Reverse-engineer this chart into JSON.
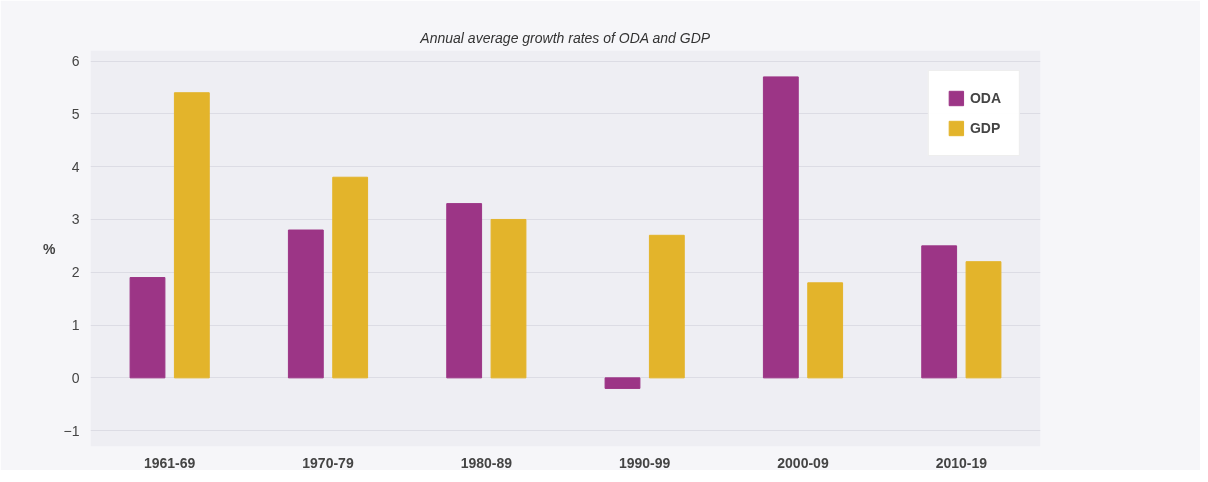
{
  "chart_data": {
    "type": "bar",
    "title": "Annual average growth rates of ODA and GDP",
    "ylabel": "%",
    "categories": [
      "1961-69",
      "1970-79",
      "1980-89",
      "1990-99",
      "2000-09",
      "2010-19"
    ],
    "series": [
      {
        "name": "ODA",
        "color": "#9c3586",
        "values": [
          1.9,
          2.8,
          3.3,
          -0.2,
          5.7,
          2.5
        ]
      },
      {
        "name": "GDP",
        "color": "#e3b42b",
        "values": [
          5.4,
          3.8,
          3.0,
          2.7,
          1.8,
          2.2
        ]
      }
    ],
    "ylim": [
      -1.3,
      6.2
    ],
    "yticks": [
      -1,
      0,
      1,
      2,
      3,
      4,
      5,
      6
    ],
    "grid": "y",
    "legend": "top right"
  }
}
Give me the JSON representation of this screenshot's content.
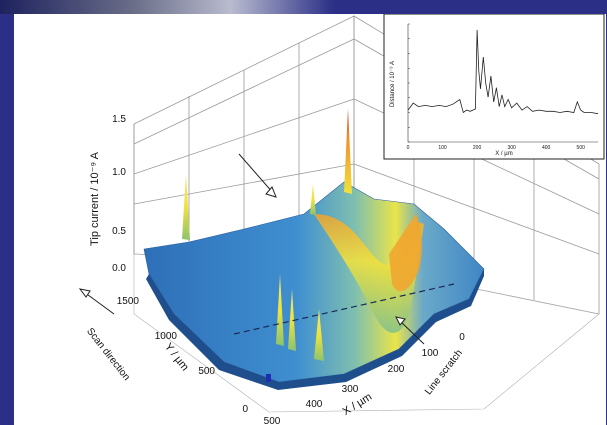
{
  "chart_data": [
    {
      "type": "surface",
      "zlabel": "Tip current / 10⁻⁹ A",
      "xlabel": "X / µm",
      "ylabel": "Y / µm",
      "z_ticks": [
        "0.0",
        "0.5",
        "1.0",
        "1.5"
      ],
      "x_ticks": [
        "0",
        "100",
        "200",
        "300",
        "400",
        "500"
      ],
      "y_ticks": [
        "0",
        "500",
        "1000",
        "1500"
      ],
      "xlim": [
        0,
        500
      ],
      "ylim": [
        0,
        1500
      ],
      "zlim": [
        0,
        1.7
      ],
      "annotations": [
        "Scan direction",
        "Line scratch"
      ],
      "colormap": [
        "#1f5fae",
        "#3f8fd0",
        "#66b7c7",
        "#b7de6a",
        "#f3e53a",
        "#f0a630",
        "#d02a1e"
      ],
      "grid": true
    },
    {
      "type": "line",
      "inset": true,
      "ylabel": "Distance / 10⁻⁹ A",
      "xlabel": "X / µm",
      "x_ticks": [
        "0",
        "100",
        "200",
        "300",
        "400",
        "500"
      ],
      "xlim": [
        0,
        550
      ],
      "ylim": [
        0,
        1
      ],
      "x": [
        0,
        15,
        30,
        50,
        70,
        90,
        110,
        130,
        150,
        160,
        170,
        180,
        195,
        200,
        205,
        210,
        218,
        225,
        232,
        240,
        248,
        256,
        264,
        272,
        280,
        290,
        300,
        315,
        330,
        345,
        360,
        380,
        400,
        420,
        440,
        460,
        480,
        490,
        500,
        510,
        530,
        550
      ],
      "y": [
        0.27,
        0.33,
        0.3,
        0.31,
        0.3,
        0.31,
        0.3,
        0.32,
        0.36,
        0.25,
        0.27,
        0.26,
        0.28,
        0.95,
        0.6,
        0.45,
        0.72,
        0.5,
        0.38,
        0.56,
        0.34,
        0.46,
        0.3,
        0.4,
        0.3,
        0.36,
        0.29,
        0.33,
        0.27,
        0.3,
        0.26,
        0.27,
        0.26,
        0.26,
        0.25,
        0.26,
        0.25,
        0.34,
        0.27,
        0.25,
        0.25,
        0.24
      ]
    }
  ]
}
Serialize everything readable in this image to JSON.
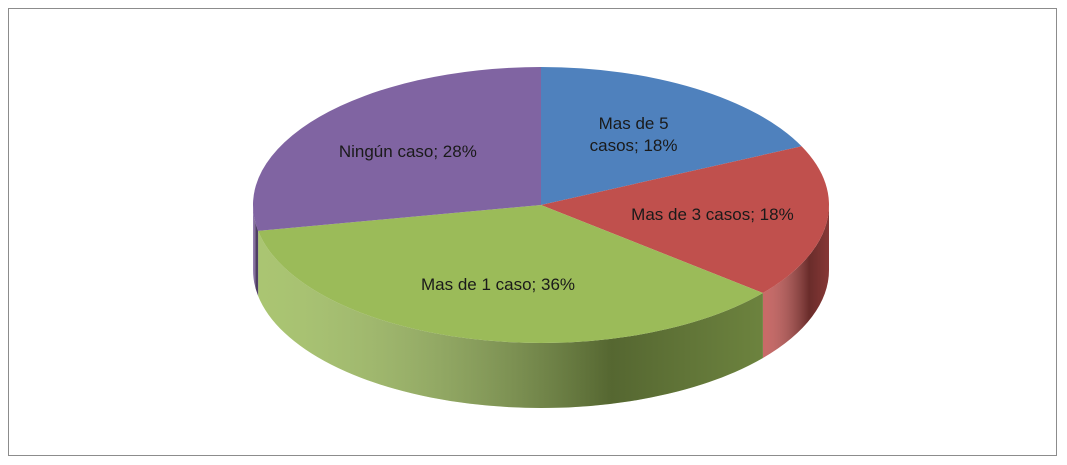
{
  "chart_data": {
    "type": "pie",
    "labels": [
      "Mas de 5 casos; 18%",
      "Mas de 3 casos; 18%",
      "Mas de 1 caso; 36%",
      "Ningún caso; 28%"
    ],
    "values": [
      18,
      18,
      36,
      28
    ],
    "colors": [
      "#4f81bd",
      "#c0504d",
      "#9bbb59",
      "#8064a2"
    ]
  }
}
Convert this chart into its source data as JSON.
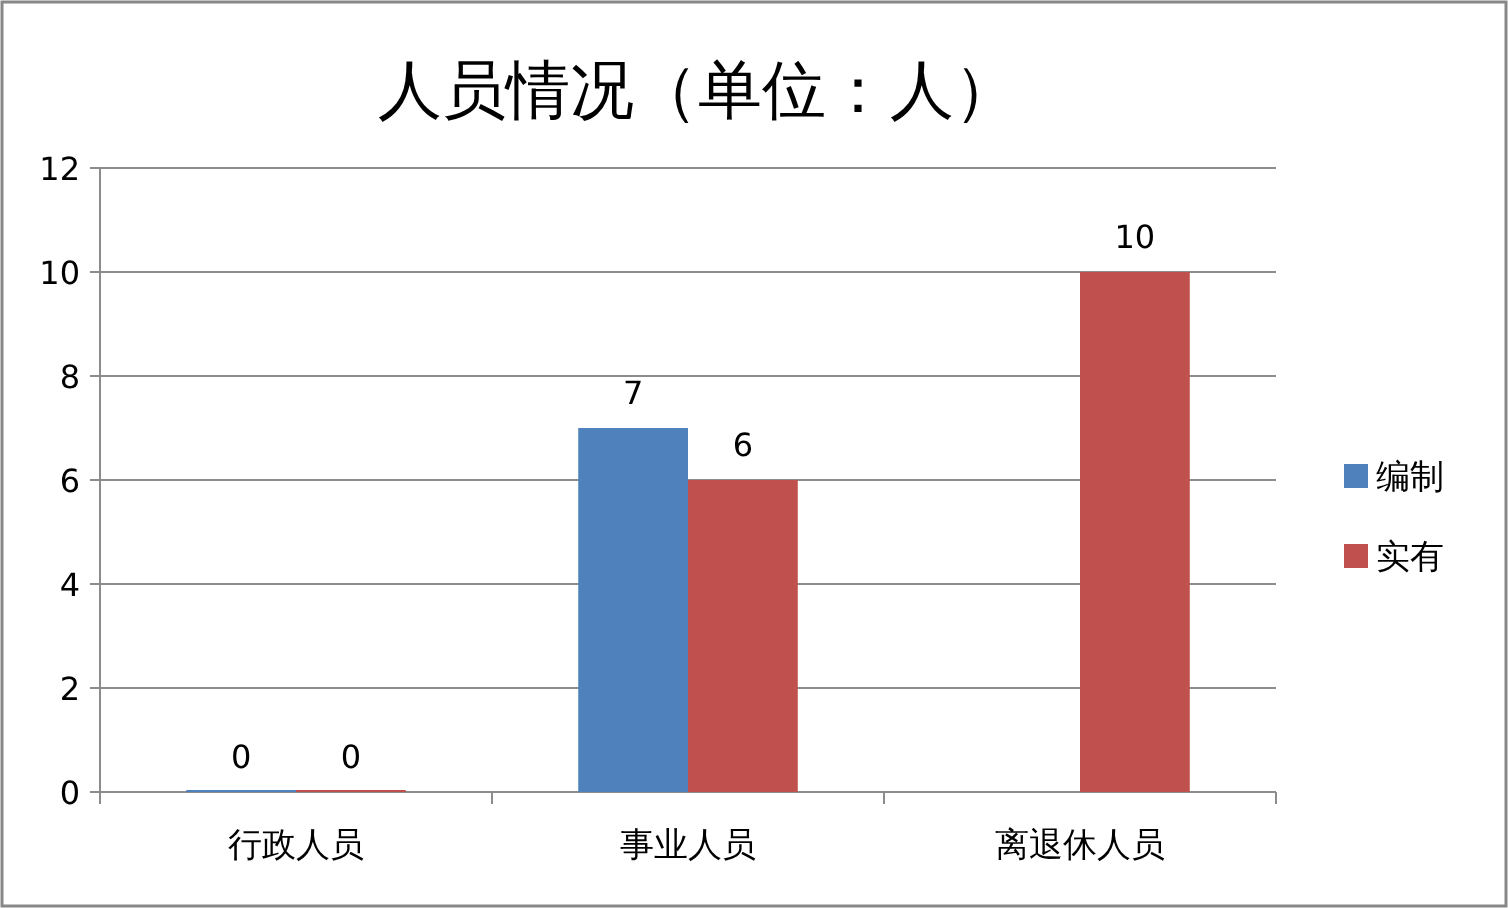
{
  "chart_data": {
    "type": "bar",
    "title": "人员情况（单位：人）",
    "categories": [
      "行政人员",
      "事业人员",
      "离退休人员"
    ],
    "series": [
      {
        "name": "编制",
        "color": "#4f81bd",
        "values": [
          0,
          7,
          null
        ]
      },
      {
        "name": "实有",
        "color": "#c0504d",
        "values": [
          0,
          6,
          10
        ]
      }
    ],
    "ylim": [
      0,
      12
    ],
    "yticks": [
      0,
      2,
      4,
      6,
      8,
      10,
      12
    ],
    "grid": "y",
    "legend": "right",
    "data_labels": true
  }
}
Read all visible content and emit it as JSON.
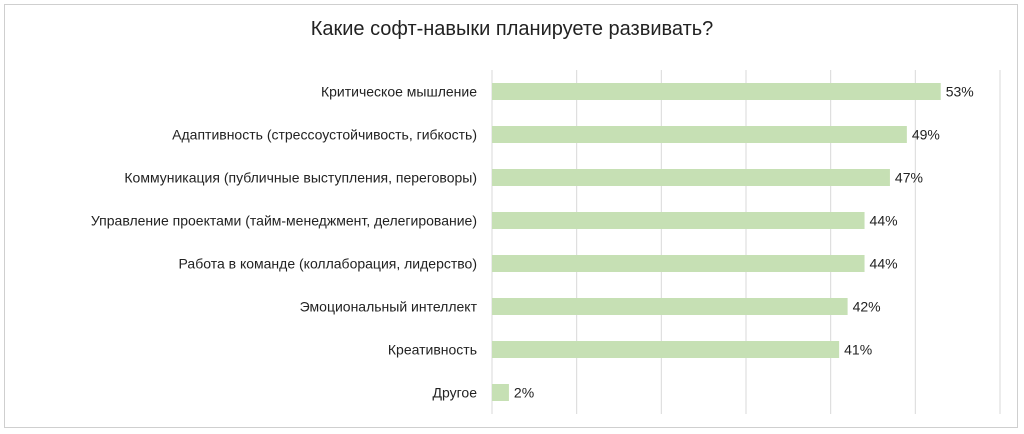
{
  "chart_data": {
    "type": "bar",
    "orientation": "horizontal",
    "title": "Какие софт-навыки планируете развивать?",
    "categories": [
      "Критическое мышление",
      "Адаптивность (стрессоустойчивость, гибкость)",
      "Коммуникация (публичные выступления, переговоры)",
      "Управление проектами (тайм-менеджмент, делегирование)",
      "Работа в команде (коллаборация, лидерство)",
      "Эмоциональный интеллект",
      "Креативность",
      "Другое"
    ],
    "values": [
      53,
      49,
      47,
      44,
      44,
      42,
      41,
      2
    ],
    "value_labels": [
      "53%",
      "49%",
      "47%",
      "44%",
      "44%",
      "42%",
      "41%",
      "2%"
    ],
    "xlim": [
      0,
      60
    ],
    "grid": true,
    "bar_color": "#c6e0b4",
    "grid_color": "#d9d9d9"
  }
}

-------------------------

Show all lines from the listing above in which "JSON" appears.

Reverse-engineer this chart into JSON.
Give me the JSON representation of this screenshot's content.
Serialize everything readable in this image to JSON.
Convert this chart into its source data as JSON.
Read all visible content and emit it as JSON.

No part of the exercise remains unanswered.